-- Listed records --

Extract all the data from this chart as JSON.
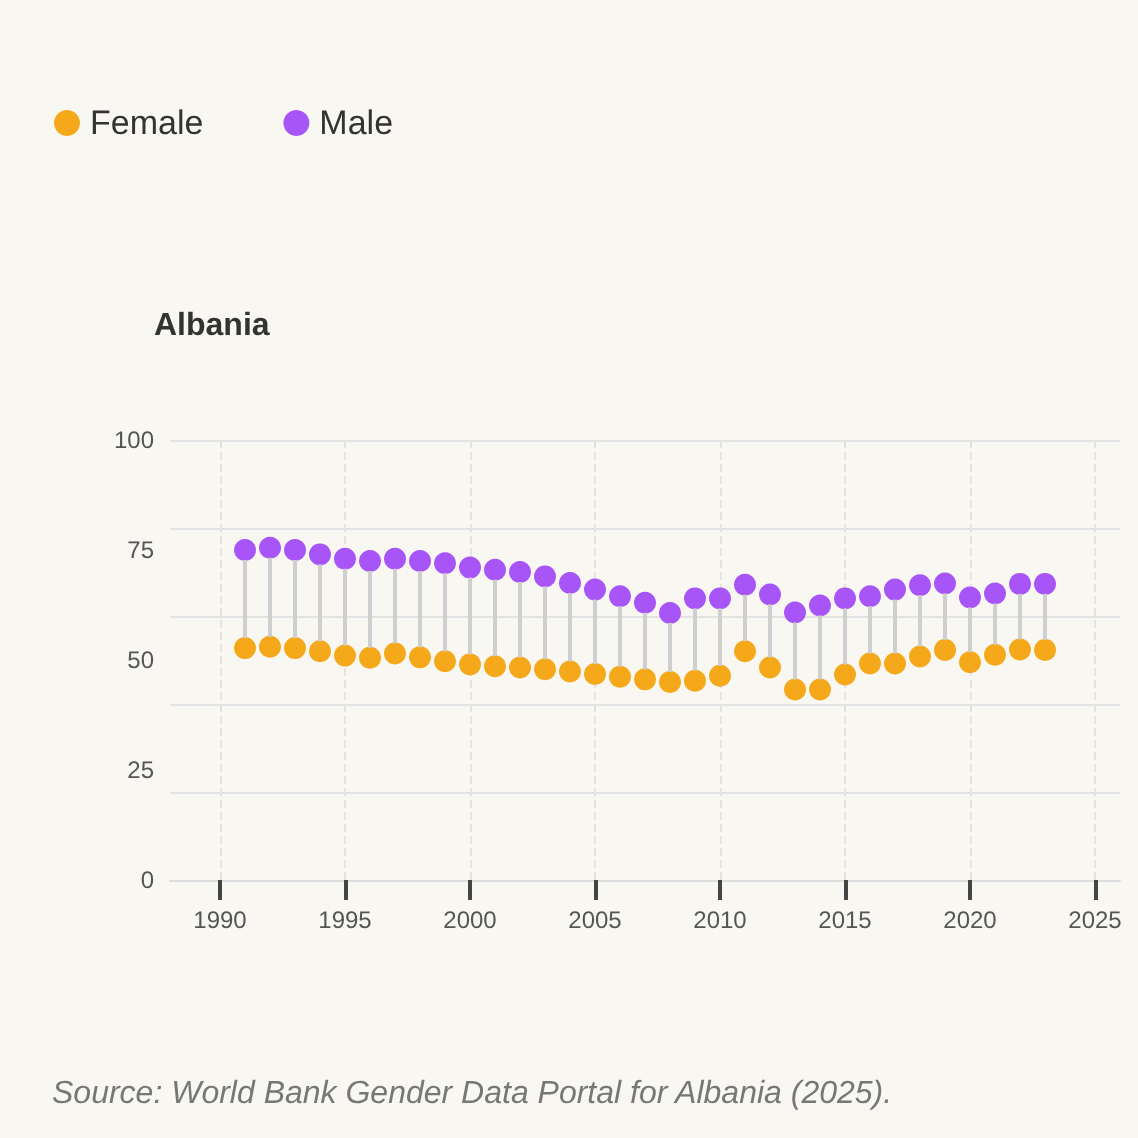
{
  "chart_data": {
    "type": "scatter",
    "title": "Albania",
    "annotations": [
      "Source: World Bank Gender Data Portal for Albania (2025)."
    ],
    "x": [
      1991,
      1992,
      1993,
      1994,
      1995,
      1996,
      1997,
      1998,
      1999,
      2000,
      2001,
      2002,
      2003,
      2004,
      2005,
      2006,
      2007,
      2008,
      2009,
      2010,
      2011,
      2012,
      2013,
      2014,
      2015,
      2016,
      2017,
      2018,
      2019,
      2020,
      2021,
      2022,
      2023
    ],
    "series": [
      {
        "name": "Female",
        "color": "#f5a91a",
        "values": [
          52.7,
          53,
          52.7,
          52,
          51,
          50.5,
          51.5,
          50.6,
          49.7,
          49,
          48.6,
          48.3,
          47.9,
          47.4,
          46.8,
          46.2,
          45.6,
          45,
          45.3,
          46.4,
          52,
          48.3,
          43.3,
          43.3,
          46.7,
          49.2,
          49.2,
          50.8,
          52.3,
          49.5,
          51.2,
          52.4,
          52.3
        ]
      },
      {
        "name": "Male",
        "color": "#a855f7",
        "values": [
          75,
          75.5,
          75,
          74,
          73,
          72.5,
          73,
          72.5,
          72,
          71,
          70.5,
          70,
          69,
          67.5,
          66,
          64.5,
          63,
          60.7,
          64,
          64,
          67.1,
          64.9,
          60.8,
          62.4,
          64,
          64.5,
          66,
          67,
          67.4,
          64.2,
          65.1,
          67.3,
          67.3
        ]
      }
    ],
    "xlim": [
      1988,
      2026
    ],
    "xticks": [
      1990,
      1995,
      2000,
      2005,
      2010,
      2015,
      2020,
      2025
    ],
    "ylim": [
      0,
      100
    ],
    "yticks": [
      0,
      25,
      50,
      75,
      100
    ],
    "grid": true,
    "legend": "top left",
    "marker": "circle"
  }
}
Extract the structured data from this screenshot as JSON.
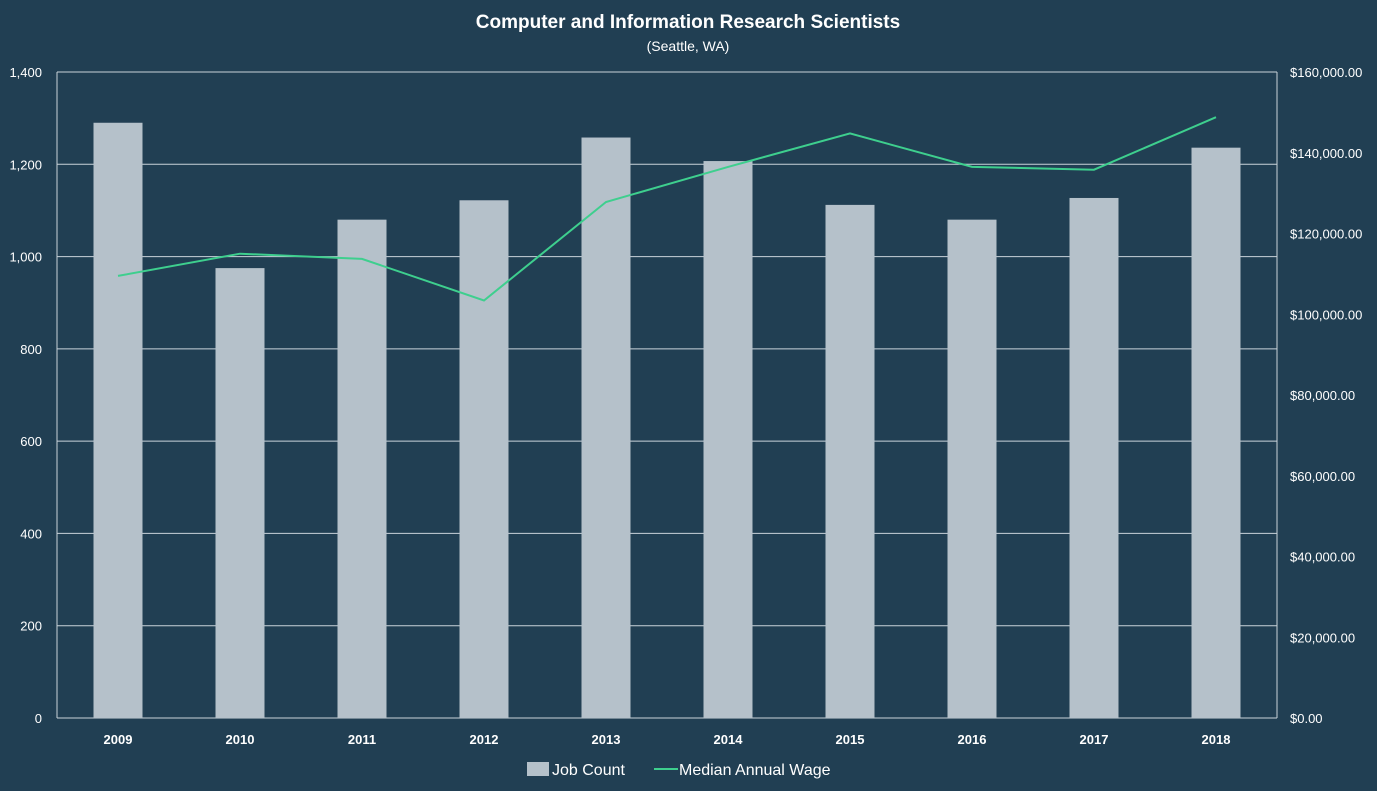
{
  "chart_data": {
    "type": "bar",
    "title": "Computer and Information Research Scientists",
    "subtitle": "(Seattle, WA)",
    "categories": [
      "2009",
      "2010",
      "2011",
      "2012",
      "2013",
      "2014",
      "2015",
      "2016",
      "2017",
      "2018"
    ],
    "series": [
      {
        "name": "Job Count",
        "type": "bar",
        "axis": "left",
        "color": "#b5c1ca",
        "values": [
          1290,
          975,
          1080,
          1122,
          1258,
          1207,
          1112,
          1080,
          1127,
          1236
        ]
      },
      {
        "name": "Median Annual Wage",
        "type": "line",
        "axis": "right",
        "color": "#3ecf8e",
        "values": [
          109500,
          115000,
          113700,
          103400,
          127800,
          136500,
          144800,
          136500,
          135800,
          148800
        ]
      }
    ],
    "y_left": {
      "min": 0,
      "max": 1400,
      "ticks": [
        0,
        200,
        400,
        600,
        800,
        1000,
        1200,
        1400
      ],
      "tick_labels": [
        "0",
        "200",
        "400",
        "600",
        "800",
        "1,000",
        "1,200",
        "1,400"
      ]
    },
    "y_right": {
      "min": 0,
      "max": 160000,
      "ticks": [
        0,
        20000,
        40000,
        60000,
        80000,
        100000,
        120000,
        140000,
        160000
      ],
      "tick_labels": [
        "$0.00",
        "$20,000.00",
        "$40,000.00",
        "$60,000.00",
        "$80,000.00",
        "$100,000.00",
        "$120,000.00",
        "$140,000.00",
        "$160,000.00"
      ]
    },
    "grid": true,
    "legend": "bottom",
    "background": "#213f53",
    "grid_color": "#c9d3da"
  }
}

-- Written instruction --
Strip the images and reproduce the remaining records precisely.

-- Complete output --
Extract all the data from this chart as JSON.
{
  "chart_data": {
    "type": "scatter",
    "title": "Albania",
    "annotations": [
      "Source: World Bank Gender Data Portal for Albania (2025)."
    ],
    "x": [
      1991,
      1992,
      1993,
      1994,
      1995,
      1996,
      1997,
      1998,
      1999,
      2000,
      2001,
      2002,
      2003,
      2004,
      2005,
      2006,
      2007,
      2008,
      2009,
      2010,
      2011,
      2012,
      2013,
      2014,
      2015,
      2016,
      2017,
      2018,
      2019,
      2020,
      2021,
      2022,
      2023
    ],
    "series": [
      {
        "name": "Female",
        "color": "#f5a91a",
        "values": [
          52.7,
          53,
          52.7,
          52,
          51,
          50.5,
          51.5,
          50.6,
          49.7,
          49,
          48.6,
          48.3,
          47.9,
          47.4,
          46.8,
          46.2,
          45.6,
          45,
          45.3,
          46.4,
          52,
          48.3,
          43.3,
          43.3,
          46.7,
          49.2,
          49.2,
          50.8,
          52.3,
          49.5,
          51.2,
          52.4,
          52.3
        ]
      },
      {
        "name": "Male",
        "color": "#a855f7",
        "values": [
          75,
          75.5,
          75,
          74,
          73,
          72.5,
          73,
          72.5,
          72,
          71,
          70.5,
          70,
          69,
          67.5,
          66,
          64.5,
          63,
          60.7,
          64,
          64,
          67.1,
          64.9,
          60.8,
          62.4,
          64,
          64.5,
          66,
          67,
          67.4,
          64.2,
          65.1,
          67.3,
          67.3
        ]
      }
    ],
    "xlim": [
      1988,
      2026
    ],
    "xticks": [
      1990,
      1995,
      2000,
      2005,
      2010,
      2015,
      2020,
      2025
    ],
    "ylim": [
      0,
      100
    ],
    "yticks": [
      0,
      25,
      50,
      75,
      100
    ],
    "grid": true,
    "legend": "top left",
    "marker": "circle"
  }
}
Extract the structured data from this screenshot as JSON.
{
  "chart_data": {
    "type": "bar",
    "title": "Computer and Information Research Scientists",
    "subtitle": "(Seattle, WA)",
    "categories": [
      "2009",
      "2010",
      "2011",
      "2012",
      "2013",
      "2014",
      "2015",
      "2016",
      "2017",
      "2018"
    ],
    "series": [
      {
        "name": "Job Count",
        "type": "bar",
        "axis": "left",
        "color": "#b5c1ca",
        "values": [
          1290,
          975,
          1080,
          1122,
          1258,
          1207,
          1112,
          1080,
          1127,
          1236
        ]
      },
      {
        "name": "Median Annual Wage",
        "type": "line",
        "axis": "right",
        "color": "#3ecf8e",
        "values": [
          109500,
          115000,
          113700,
          103400,
          127800,
          136500,
          144800,
          136500,
          135800,
          148800
        ]
      }
    ],
    "y_left": {
      "min": 0,
      "max": 1400,
      "ticks": [
        0,
        200,
        400,
        600,
        800,
        1000,
        1200,
        1400
      ],
      "tick_labels": [
        "0",
        "200",
        "400",
        "600",
        "800",
        "1,000",
        "1,200",
        "1,400"
      ]
    },
    "y_right": {
      "min": 0,
      "max": 160000,
      "ticks": [
        0,
        20000,
        40000,
        60000,
        80000,
        100000,
        120000,
        140000,
        160000
      ],
      "tick_labels": [
        "$0.00",
        "$20,000.00",
        "$40,000.00",
        "$60,000.00",
        "$80,000.00",
        "$100,000.00",
        "$120,000.00",
        "$140,000.00",
        "$160,000.00"
      ]
    },
    "grid": true,
    "legend": "bottom",
    "background": "#213f53",
    "grid_color": "#c9d3da"
  }
}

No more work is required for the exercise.